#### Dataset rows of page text
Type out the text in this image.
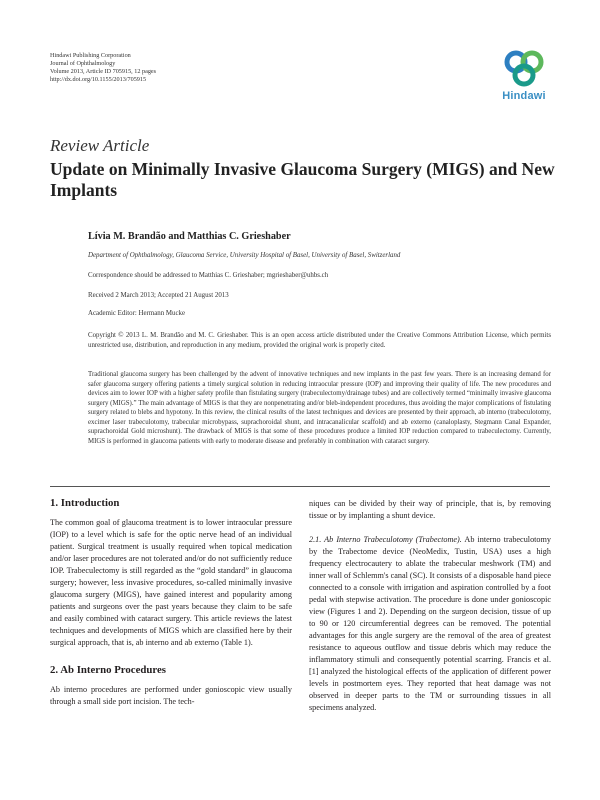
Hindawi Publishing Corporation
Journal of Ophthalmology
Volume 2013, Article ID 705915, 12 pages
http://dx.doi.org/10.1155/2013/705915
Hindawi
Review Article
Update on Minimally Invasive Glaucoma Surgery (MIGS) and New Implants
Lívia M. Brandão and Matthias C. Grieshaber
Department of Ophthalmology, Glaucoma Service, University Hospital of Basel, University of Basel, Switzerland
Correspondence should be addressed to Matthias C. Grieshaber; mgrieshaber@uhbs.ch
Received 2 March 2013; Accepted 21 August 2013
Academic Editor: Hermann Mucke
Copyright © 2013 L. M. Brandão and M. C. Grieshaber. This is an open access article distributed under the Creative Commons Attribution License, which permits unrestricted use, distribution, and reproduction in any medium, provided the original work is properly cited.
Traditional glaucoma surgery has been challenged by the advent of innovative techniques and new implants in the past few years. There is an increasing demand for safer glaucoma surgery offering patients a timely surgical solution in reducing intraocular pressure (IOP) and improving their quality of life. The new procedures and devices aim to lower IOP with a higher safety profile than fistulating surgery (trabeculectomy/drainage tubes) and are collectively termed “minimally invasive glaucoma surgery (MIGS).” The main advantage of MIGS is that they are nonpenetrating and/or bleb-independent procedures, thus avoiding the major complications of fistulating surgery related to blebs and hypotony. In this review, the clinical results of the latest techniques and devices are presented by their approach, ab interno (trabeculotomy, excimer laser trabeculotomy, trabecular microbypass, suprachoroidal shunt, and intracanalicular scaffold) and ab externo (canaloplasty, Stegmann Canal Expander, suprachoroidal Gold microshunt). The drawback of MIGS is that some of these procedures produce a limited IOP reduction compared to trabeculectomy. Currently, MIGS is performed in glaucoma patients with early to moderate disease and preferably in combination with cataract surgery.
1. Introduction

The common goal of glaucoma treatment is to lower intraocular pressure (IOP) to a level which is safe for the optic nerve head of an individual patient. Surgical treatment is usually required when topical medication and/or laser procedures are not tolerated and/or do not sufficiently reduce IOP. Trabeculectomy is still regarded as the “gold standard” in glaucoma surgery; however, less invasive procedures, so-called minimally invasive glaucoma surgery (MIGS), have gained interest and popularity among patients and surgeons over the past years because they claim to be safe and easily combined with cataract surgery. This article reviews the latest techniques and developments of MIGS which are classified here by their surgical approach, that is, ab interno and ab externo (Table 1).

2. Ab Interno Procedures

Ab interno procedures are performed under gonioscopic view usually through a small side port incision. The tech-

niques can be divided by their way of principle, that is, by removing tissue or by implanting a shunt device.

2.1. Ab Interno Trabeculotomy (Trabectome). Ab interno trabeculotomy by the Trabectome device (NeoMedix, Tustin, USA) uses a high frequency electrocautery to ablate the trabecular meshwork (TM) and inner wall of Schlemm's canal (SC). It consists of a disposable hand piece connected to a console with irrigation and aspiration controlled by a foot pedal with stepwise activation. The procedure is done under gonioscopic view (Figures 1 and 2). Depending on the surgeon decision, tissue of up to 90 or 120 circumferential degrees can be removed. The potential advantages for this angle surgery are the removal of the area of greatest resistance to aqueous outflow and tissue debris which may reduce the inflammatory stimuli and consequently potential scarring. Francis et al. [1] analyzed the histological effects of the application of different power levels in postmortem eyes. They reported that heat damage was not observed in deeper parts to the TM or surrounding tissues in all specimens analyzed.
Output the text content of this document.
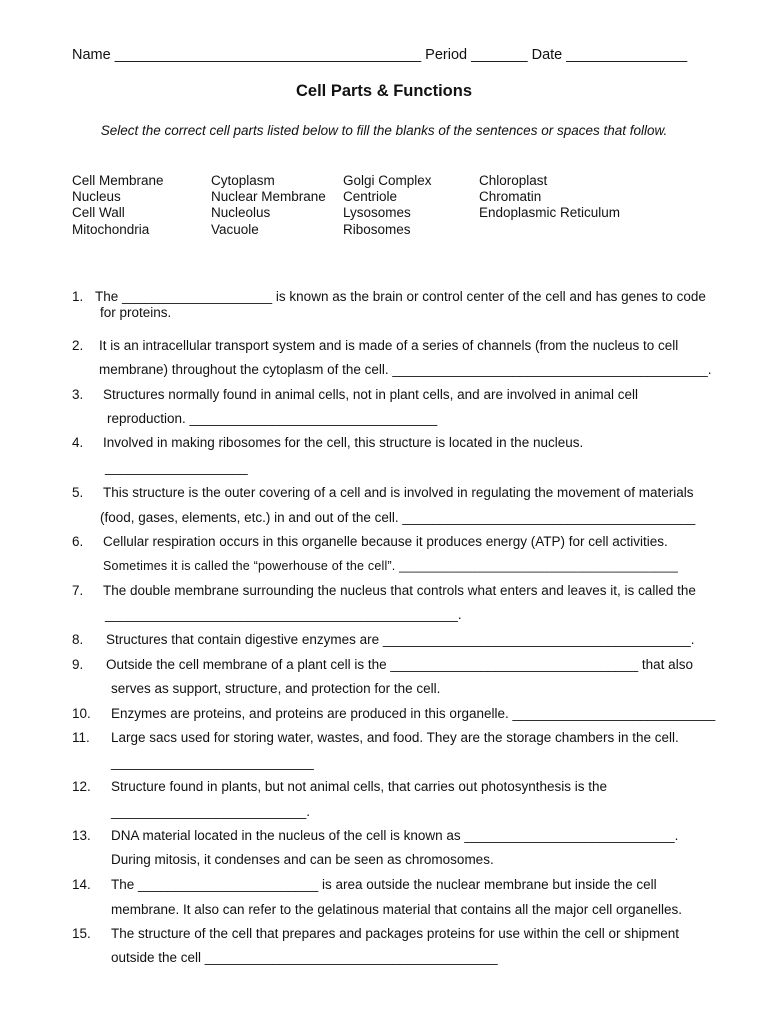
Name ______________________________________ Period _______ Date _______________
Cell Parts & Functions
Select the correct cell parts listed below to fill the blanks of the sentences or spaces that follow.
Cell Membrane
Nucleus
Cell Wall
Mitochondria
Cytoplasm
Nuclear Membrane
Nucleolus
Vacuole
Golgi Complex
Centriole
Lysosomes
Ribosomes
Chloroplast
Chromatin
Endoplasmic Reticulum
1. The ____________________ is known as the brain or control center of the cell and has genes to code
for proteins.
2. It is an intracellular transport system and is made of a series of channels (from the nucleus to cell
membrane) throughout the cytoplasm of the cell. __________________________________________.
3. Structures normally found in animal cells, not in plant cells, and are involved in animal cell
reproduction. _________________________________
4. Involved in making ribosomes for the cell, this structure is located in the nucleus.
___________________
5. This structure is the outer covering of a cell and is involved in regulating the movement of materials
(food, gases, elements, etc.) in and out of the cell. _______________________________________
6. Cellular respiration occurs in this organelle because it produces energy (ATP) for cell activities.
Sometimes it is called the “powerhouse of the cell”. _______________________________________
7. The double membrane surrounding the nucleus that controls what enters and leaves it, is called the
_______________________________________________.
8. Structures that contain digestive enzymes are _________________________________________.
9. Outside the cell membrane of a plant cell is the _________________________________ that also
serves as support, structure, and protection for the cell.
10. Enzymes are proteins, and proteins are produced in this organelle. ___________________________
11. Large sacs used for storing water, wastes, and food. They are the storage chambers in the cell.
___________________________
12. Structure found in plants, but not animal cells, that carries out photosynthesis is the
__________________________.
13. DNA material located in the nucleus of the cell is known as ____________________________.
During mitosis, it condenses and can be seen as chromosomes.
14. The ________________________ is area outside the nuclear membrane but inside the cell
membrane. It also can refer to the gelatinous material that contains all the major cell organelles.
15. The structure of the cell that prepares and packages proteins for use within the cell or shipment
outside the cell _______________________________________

#### WORK TO BE COMPLETED
Please print the entries exactly as they stand. Images are not part of the copy.

#### THE COMPLETED TASK
Type out the text in this image.
Hindawi Publishing Corporation
Journal of Ophthalmology
Volume 2013, Article ID 705915, 12 pages
http://dx.doi.org/10.1155/2013/705915
Hindawi
Review Article
Update on Minimally Invasive Glaucoma Surgery (MIGS) and New Implants
Lívia M. Brandão and Matthias C. Grieshaber
Department of Ophthalmology, Glaucoma Service, University Hospital of Basel, University of Basel, Switzerland
Correspondence should be addressed to Matthias C. Grieshaber; mgrieshaber@uhbs.ch
Received 2 March 2013; Accepted 21 August 2013
Academic Editor: Hermann Mucke
Copyright © 2013 L. M. Brandão and M. C. Grieshaber. This is an open access article distributed under the Creative Commons Attribution License, which permits unrestricted use, distribution, and reproduction in any medium, provided the original work is properly cited.
Traditional glaucoma surgery has been challenged by the advent of innovative techniques and new implants in the past few years. There is an increasing demand for safer glaucoma surgery offering patients a timely surgical solution in reducing intraocular pressure (IOP) and improving their quality of life. The new procedures and devices aim to lower IOP with a higher safety profile than fistulating surgery (trabeculectomy/drainage tubes) and are collectively termed “minimally invasive glaucoma surgery (MIGS).” The main advantage of MIGS is that they are nonpenetrating and/or bleb-independent procedures, thus avoiding the major complications of fistulating surgery related to blebs and hypotony. In this review, the clinical results of the latest techniques and devices are presented by their approach, ab interno (trabeculotomy, excimer laser trabeculotomy, trabecular microbypass, suprachoroidal shunt, and intracanalicular scaffold) and ab externo (canaloplasty, Stegmann Canal Expander, suprachoroidal Gold microshunt). The drawback of MIGS is that some of these procedures produce a limited IOP reduction compared to trabeculectomy. Currently, MIGS is performed in glaucoma patients with early to moderate disease and preferably in combination with cataract surgery.
1. Introduction

The common goal of glaucoma treatment is to lower intraocular pressure (IOP) to a level which is safe for the optic nerve head of an individual patient. Surgical treatment is usually required when topical medication and/or laser procedures are not tolerated and/or do not sufficiently reduce IOP. Trabeculectomy is still regarded as the “gold standard” in glaucoma surgery; however, less invasive procedures, so-called minimally invasive glaucoma surgery (MIGS), have gained interest and popularity among patients and surgeons over the past years because they claim to be safe and easily combined with cataract surgery. This article reviews the latest techniques and developments of MIGS which are classified here by their surgical approach, that is, ab interno and ab externo (Table 1).

2. Ab Interno Procedures

Ab interno procedures are performed under gonioscopic view usually through a small side port incision. The tech-

niques can be divided by their way of principle, that is, by removing tissue or by implanting a shunt device.

2.1. Ab Interno Trabeculotomy (Trabectome). Ab interno trabeculotomy by the Trabectome device (NeoMedix, Tustin, USA) uses a high frequency electrocautery to ablate the trabecular meshwork (TM) and inner wall of Schlemm's canal (SC). It consists of a disposable hand piece connected to a console with irrigation and aspiration controlled by a foot pedal with stepwise activation. The procedure is done under gonioscopic view (Figures 1 and 2). Depending on the surgeon decision, tissue of up to 90 or 120 circumferential degrees can be removed. The potential advantages for this angle surgery are the removal of the area of greatest resistance to aqueous outflow and tissue debris which may reduce the inflammatory stimuli and consequently potential scarring. Francis et al. [1] analyzed the histological effects of the application of different power levels in postmortem eyes. They reported that heat damage was not observed in deeper parts to the TM or surrounding tissues in all specimens analyzed.
Output the text content of this document.
Name ______________________________________ Period _______ Date _______________
Cell Parts & Functions
Select the correct cell parts listed below to fill the blanks of the sentences or spaces that follow.
Cell Membrane
Nucleus
Cell Wall
Mitochondria
Cytoplasm
Nuclear Membrane
Nucleolus
Vacuole
Golgi Complex
Centriole
Lysosomes
Ribosomes
Chloroplast
Chromatin
Endoplasmic Reticulum
1. The ____________________ is known as the brain or control center of the cell and has genes to code
for proteins.
2. It is an intracellular transport system and is made of a series of channels (from the nucleus to cell
membrane) throughout the cytoplasm of the cell. __________________________________________.
3. Structures normally found in animal cells, not in plant cells, and are involved in animal cell
reproduction. _________________________________
4. Involved in making ribosomes for the cell, this structure is located in the nucleus.
___________________
5. This structure is the outer covering of a cell and is involved in regulating the movement of materials
(food, gases, elements, etc.) in and out of the cell. _______________________________________
6. Cellular respiration occurs in this organelle because it produces energy (ATP) for cell activities.
Sometimes it is called the “powerhouse of the cell”. _______________________________________
7. The double membrane surrounding the nucleus that controls what enters and leaves it, is called the
_______________________________________________.
8. Structures that contain digestive enzymes are _________________________________________.
9. Outside the cell membrane of a plant cell is the _________________________________ that also
serves as support, structure, and protection for the cell.
10. Enzymes are proteins, and proteins are produced in this organelle. ___________________________
11. Large sacs used for storing water, wastes, and food. They are the storage chambers in the cell.
___________________________
12. Structure found in plants, but not animal cells, that carries out photosynthesis is the
__________________________.
13. DNA material located in the nucleus of the cell is known as ____________________________.
During mitosis, it condenses and can be seen as chromosomes.
14. The ________________________ is area outside the nuclear membrane but inside the cell
membrane. It also can refer to the gelatinous material that contains all the major cell organelles.
15. The structure of the cell that prepares and packages proteins for use within the cell or shipment
outside the cell _______________________________________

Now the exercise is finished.